WHAT YOU NEED TO DO. Your task is to print all of the data word for word.

[Collection entries]
********

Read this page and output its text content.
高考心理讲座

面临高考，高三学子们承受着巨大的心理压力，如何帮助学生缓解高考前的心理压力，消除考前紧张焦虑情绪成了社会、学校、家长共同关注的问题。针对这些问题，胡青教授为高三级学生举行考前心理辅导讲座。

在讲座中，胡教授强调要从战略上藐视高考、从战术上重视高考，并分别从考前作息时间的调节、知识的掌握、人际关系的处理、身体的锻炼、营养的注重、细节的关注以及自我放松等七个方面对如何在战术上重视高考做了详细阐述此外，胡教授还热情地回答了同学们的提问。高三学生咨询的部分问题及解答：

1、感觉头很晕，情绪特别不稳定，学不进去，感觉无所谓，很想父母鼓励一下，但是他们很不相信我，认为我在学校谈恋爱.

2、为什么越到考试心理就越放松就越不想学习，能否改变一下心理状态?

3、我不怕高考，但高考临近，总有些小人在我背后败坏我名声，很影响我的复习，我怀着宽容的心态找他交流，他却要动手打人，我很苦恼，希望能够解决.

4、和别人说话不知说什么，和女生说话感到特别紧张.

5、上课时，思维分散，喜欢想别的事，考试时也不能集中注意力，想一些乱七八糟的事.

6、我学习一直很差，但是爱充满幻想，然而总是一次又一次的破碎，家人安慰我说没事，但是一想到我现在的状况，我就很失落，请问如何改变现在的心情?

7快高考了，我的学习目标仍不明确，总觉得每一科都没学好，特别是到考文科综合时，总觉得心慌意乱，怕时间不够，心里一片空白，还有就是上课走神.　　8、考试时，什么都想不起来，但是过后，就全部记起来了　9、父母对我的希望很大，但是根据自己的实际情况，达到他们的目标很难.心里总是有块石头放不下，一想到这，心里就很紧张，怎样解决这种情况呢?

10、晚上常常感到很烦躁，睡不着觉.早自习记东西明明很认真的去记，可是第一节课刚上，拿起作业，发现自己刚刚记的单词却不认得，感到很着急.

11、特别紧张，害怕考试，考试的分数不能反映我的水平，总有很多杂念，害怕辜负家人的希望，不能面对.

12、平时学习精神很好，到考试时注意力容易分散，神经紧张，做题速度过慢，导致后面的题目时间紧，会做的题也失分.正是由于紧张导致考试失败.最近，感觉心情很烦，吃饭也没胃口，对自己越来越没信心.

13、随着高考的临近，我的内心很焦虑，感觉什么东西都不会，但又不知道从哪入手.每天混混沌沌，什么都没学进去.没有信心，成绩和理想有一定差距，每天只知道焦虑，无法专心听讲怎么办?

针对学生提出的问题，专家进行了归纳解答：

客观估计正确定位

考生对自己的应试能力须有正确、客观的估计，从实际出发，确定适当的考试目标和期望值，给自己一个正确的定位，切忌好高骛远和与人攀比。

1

********

EXERCISE RESULT.
Read this page and output its text content.
高考心理讲座

面临高考，高三学子们承受着巨大的心理压力，如何帮助学生缓解高考前的心理压力，消除考前紧张焦虑情绪成了社会、学校、家长共同关注的问题。针对这些问题，胡青教授为高三级学生举行考前心理辅导讲座。

在讲座中，胡教授强调要从战略上藐视高考、从战术上重视高考，并分别从考前作息时间的调节、知识的掌握、人际关系的处理、身体的锻炼、营养的注重、细节的关注以及自我放松等七个方面对如何在战术上重视高考做了详细阐述此外，胡教授还热情地回答了同学们的提问。高三学生咨询的部分问题及解答：

1、感觉头很晕，情绪特别不稳定，学不进去，感觉无所谓，很想父母鼓励一下，但是他们很不相信我，认为我在学校谈恋爱.

2、为什么越到考试心理就越放松就越不想学习，能否改变一下心理状态?

3、我不怕高考，但高考临近，总有些小人在我背后败坏我名声，很影响我的复习，我怀着宽容的心态找他交流，他却要动手打人，我很苦恼，希望能够解决.

4、和别人说话不知说什么，和女生说话感到特别紧张.

5、上课时，思维分散，喜欢想别的事，考试时也不能集中注意力，想一些乱七八糟的事.

6、我学习一直很差，但是爱充满幻想，然而总是一次又一次的破碎，家人安慰我说没事，但是一想到我现在的状况，我就很失落，请问如何改变现在的心情?

7快高考了，我的学习目标仍不明确，总觉得每一科都没学好，特别是到考文科综合时，总觉得心慌意乱，怕时间不够，心里一片空白，还有就是上课走神.　　8、考试时，什么都想不起来，但是过后，就全部记起来了　9、父母对我的希望很大，但是根据自己的实际情况，达到他们的目标很难.心里总是有块石头放不下，一想到这，心里就很紧张，怎样解决这种情况呢?

10、晚上常常感到很烦躁，睡不着觉.早自习记东西明明很认真的去记，可是第一节课刚上，拿起作业，发现自己刚刚记的单词却不认得，感到很着急.

11、特别紧张，害怕考试，考试的分数不能反映我的水平，总有很多杂念，害怕辜负家人的希望，不能面对.

12、平时学习精神很好，到考试时注意力容易分散，神经紧张，做题速度过慢，导致后面的题目时间紧，会做的题也失分.正是由于紧张导致考试失败.最近，感觉心情很烦，吃饭也没胃口，对自己越来越没信心.

13、随着高考的临近，我的内心很焦虑，感觉什么东西都不会，但又不知道从哪入手.每天混混沌沌，什么都没学进去.没有信心，成绩和理想有一定差距，每天只知道焦虑，无法专心听讲怎么办?

针对学生提出的问题，专家进行了归纳解答：

客观估计正确定位

考生对自己的应试能力须有正确、客观的估计，从实际出发，确定适当的考试目标和期望值，给自己一个正确的定位，切忌好高骛远和与人攀比。

1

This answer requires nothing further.